> YOUR OBJECTIVE
Scan the lines and state how many carry "Deep". Leave out everything but the number.

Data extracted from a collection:
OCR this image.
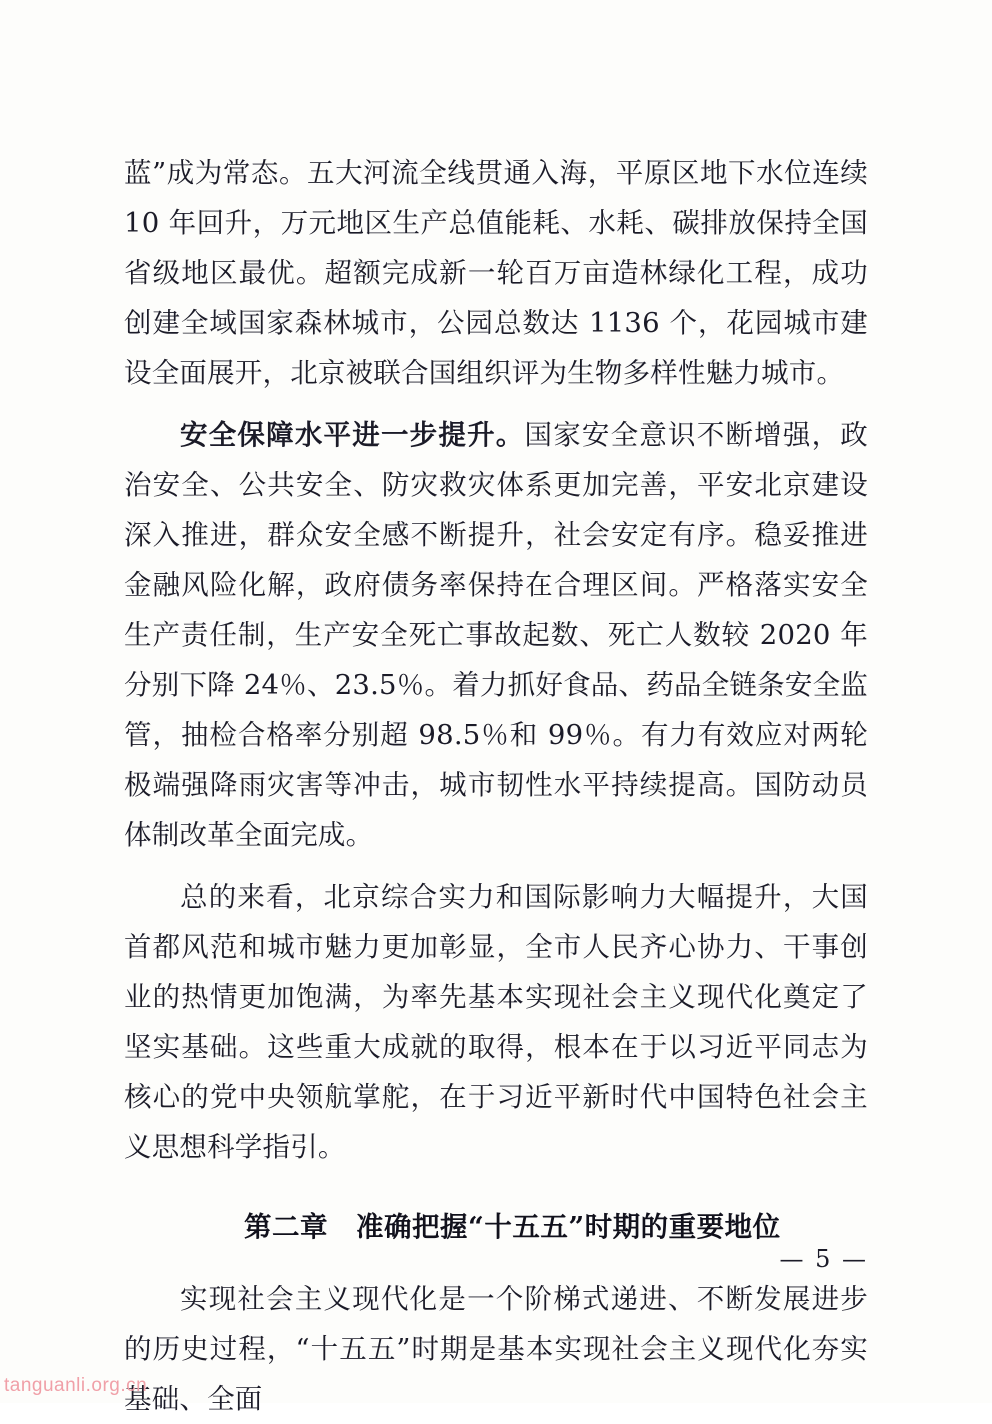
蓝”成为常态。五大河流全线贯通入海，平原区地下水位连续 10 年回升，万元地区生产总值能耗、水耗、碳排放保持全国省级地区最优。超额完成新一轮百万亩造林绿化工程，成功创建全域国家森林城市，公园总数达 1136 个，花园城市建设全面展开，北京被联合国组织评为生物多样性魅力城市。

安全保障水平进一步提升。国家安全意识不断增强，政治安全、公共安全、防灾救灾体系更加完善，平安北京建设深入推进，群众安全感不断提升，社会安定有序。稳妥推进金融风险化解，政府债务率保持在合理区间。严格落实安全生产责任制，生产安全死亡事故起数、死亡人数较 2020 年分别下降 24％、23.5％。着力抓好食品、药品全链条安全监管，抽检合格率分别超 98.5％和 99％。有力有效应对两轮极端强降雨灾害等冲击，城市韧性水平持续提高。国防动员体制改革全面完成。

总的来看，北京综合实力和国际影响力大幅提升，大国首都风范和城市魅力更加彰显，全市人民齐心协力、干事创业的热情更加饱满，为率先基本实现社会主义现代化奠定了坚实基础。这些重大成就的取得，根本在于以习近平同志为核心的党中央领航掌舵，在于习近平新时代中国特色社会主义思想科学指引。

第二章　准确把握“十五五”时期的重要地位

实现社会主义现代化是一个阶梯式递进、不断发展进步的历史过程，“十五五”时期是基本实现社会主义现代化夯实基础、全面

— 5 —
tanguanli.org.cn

==

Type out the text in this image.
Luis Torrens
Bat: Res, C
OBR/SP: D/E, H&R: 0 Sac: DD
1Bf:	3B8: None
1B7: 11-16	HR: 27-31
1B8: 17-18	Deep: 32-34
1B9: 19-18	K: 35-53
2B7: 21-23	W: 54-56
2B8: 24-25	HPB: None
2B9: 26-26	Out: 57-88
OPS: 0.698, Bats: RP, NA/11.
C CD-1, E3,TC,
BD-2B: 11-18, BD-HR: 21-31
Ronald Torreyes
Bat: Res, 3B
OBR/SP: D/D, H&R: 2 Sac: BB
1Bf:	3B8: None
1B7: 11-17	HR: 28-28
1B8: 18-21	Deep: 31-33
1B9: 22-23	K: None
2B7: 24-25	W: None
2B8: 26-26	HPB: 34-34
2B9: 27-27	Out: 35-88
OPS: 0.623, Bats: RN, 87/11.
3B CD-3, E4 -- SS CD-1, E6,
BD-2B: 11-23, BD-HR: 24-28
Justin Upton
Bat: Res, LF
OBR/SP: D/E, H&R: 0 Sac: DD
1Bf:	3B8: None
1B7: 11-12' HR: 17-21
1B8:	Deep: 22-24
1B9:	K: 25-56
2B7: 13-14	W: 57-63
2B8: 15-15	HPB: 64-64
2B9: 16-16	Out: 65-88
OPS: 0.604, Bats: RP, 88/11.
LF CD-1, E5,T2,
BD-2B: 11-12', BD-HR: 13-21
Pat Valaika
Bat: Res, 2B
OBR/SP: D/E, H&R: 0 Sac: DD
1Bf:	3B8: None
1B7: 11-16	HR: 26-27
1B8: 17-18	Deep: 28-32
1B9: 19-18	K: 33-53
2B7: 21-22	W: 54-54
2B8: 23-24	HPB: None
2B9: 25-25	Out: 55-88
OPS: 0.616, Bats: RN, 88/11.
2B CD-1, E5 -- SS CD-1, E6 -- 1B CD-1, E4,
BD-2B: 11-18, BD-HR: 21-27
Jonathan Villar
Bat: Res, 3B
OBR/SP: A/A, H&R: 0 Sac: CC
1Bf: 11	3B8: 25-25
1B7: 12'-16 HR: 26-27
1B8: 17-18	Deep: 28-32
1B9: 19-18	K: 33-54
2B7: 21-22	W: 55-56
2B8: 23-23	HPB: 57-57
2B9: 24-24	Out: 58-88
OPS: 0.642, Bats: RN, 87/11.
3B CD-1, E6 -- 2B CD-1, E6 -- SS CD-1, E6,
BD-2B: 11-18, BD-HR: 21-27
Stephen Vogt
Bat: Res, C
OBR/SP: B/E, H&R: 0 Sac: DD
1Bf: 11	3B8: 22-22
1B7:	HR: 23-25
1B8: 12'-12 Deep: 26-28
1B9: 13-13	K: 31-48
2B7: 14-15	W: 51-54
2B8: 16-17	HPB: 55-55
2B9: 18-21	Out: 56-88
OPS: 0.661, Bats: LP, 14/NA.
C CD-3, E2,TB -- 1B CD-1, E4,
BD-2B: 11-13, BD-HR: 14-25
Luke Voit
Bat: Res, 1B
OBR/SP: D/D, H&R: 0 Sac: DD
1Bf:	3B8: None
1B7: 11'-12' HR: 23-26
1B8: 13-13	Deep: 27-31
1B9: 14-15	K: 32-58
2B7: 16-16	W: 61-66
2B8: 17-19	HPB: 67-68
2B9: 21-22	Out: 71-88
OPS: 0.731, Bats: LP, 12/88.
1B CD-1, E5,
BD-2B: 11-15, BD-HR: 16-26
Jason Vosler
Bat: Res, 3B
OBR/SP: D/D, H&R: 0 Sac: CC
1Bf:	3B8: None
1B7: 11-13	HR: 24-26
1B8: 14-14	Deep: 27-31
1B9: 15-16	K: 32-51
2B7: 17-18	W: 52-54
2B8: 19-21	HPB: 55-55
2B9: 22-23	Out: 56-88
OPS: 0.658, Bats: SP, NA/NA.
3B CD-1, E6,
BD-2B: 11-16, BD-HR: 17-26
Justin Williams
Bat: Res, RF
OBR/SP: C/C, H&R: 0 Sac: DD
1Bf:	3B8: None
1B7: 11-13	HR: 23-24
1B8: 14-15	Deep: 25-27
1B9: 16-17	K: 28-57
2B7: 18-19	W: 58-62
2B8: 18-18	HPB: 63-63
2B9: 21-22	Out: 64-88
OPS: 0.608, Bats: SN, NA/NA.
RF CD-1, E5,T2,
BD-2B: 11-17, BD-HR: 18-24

> PROBLEM SOLUTION
9